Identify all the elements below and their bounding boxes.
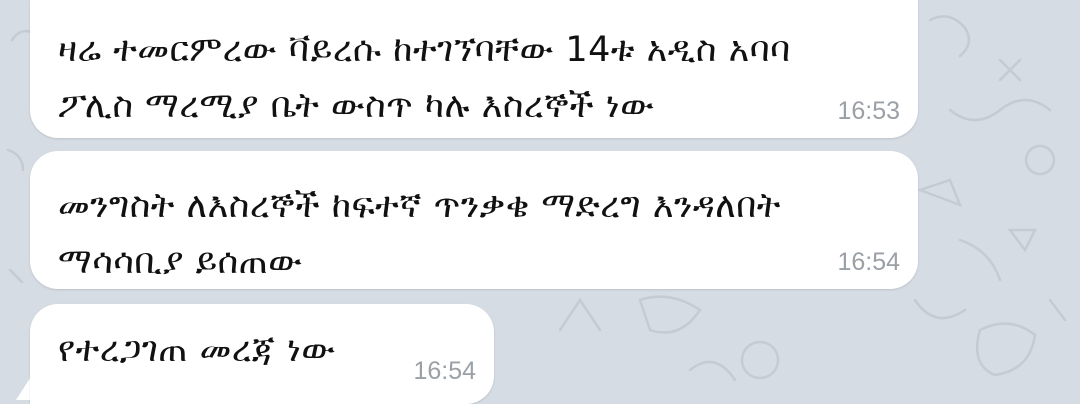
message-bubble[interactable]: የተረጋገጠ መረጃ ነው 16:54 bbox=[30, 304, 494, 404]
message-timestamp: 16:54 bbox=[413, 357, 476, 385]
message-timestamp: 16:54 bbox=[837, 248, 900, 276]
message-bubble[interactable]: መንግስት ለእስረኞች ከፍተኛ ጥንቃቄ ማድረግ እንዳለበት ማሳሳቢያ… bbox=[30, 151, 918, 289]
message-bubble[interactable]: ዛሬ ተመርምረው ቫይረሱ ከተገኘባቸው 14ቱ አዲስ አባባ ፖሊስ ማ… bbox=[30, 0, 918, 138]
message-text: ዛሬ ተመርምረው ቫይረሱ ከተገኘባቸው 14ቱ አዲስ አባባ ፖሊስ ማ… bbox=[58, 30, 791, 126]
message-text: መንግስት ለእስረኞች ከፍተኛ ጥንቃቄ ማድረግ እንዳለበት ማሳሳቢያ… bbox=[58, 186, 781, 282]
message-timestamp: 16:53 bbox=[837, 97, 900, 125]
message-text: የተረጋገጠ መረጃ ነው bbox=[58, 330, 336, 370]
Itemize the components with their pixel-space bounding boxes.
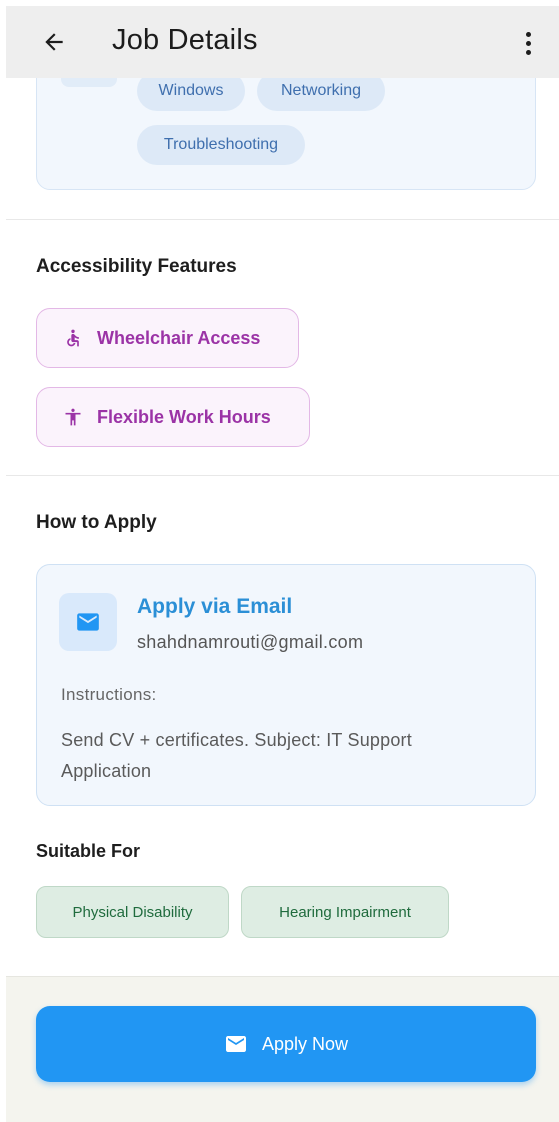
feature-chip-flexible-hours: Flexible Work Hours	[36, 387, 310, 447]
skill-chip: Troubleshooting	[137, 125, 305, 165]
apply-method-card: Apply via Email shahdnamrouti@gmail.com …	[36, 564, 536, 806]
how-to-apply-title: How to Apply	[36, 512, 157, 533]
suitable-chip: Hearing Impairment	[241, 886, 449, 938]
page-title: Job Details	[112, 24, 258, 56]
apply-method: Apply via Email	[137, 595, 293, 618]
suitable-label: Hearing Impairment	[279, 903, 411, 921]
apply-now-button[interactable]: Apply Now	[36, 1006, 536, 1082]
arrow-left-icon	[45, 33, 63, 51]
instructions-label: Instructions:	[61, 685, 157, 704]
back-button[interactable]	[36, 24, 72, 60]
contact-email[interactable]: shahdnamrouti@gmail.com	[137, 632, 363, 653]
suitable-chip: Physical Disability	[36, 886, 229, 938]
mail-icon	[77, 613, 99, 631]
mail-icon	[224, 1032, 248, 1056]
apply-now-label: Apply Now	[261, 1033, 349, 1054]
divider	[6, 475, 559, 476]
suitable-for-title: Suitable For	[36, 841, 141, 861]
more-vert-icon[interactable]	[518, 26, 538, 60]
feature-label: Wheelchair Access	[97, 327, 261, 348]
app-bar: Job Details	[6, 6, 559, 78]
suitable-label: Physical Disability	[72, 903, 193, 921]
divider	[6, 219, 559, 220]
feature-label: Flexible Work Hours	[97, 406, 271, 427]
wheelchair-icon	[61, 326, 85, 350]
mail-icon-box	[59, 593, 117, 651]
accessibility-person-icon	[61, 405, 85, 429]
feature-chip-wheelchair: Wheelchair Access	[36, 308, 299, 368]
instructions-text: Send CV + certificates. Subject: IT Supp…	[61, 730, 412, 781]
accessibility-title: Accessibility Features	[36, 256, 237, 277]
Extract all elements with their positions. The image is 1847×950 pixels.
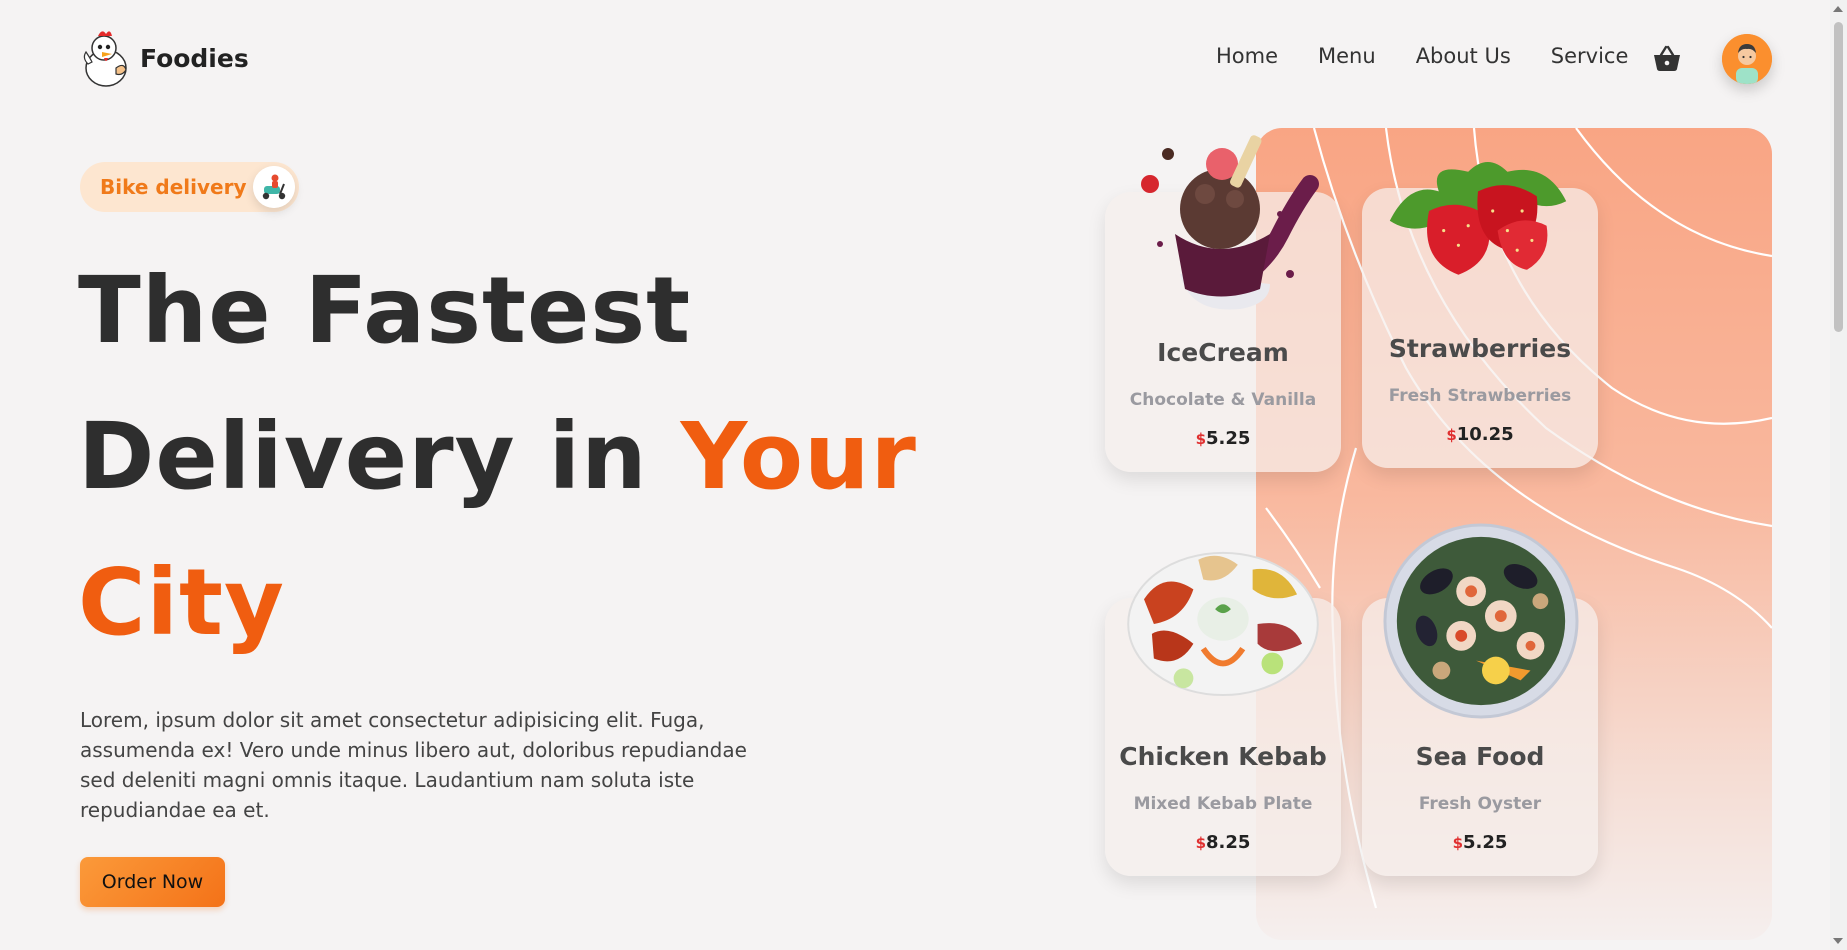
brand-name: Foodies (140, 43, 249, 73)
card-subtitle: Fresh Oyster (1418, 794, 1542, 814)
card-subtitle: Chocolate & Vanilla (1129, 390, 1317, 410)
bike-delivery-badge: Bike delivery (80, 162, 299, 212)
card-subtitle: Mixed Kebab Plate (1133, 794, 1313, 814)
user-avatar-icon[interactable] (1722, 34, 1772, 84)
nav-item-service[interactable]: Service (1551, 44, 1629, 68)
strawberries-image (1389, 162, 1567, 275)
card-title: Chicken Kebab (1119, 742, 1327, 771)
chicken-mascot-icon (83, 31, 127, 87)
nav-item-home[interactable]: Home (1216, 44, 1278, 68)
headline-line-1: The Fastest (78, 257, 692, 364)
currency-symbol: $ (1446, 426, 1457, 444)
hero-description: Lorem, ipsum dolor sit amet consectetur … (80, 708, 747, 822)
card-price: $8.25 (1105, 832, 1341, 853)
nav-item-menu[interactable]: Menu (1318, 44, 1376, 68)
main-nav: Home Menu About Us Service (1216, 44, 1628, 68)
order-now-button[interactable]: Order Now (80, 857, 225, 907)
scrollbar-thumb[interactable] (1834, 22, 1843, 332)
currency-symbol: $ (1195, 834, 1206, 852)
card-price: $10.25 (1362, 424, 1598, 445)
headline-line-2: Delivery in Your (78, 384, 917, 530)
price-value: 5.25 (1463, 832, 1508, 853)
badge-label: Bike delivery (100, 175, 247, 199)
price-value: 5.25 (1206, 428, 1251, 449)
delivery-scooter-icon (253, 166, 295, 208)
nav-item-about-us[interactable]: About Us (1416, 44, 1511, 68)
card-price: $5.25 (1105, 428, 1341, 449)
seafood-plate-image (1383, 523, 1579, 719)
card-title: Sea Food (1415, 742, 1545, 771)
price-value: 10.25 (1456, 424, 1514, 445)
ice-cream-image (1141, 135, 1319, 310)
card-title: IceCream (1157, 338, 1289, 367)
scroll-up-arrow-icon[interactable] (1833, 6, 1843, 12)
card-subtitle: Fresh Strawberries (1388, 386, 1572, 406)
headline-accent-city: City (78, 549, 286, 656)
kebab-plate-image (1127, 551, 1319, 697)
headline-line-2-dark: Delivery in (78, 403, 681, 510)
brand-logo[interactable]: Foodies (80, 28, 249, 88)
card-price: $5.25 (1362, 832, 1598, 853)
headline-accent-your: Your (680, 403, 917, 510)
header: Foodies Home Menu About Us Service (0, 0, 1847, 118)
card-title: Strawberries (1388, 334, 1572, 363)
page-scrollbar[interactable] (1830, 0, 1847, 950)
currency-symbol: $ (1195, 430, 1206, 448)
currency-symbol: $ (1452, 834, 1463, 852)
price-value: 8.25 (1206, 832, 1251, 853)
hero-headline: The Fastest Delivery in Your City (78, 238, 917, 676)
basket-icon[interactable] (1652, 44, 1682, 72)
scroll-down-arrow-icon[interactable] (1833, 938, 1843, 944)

» EXERCISE GOAL: Output the items exactly as they appear, from the line containing "brand-name: Foodies (140, 43, 249, 73)" through the line containing "badge-label: Bike delivery", with both of those lines included.

» TASK RESPONSE:
brand-name: Foodies (140, 43, 249, 73)
card-subtitle: Fresh Oyster (1418, 794, 1542, 814)
card-subtitle: Chocolate & Vanilla (1129, 390, 1317, 410)
bike-delivery-badge: Bike delivery (80, 162, 299, 212)
card-subtitle: Mixed Kebab Plate (1133, 794, 1313, 814)
user-avatar-icon[interactable] (1722, 34, 1772, 84)
nav-item-service[interactable]: Service (1551, 44, 1629, 68)
strawberries-image (1389, 162, 1567, 275)
card-title: Chicken Kebab (1119, 742, 1327, 771)
chicken-mascot-icon (83, 31, 127, 87)
nav-item-home[interactable]: Home (1216, 44, 1278, 68)
headline-line-1: The Fastest (78, 257, 692, 364)
currency-symbol: $ (1446, 426, 1457, 444)
hero-description: Lorem, ipsum dolor sit amet consectetur … (80, 708, 747, 822)
card-price: $8.25 (1105, 832, 1341, 853)
nav-item-menu[interactable]: Menu (1318, 44, 1376, 68)
main-nav: Home Menu About Us Service (1216, 44, 1628, 68)
order-now-button[interactable]: Order Now (80, 857, 225, 907)
scrollbar-thumb[interactable] (1834, 22, 1843, 332)
currency-symbol: $ (1195, 834, 1206, 852)
card-price: $10.25 (1362, 424, 1598, 445)
headline-line-2: Delivery in Your (78, 384, 917, 530)
price-value: 5.25 (1463, 832, 1508, 853)
badge-label: Bike delivery (100, 175, 247, 199)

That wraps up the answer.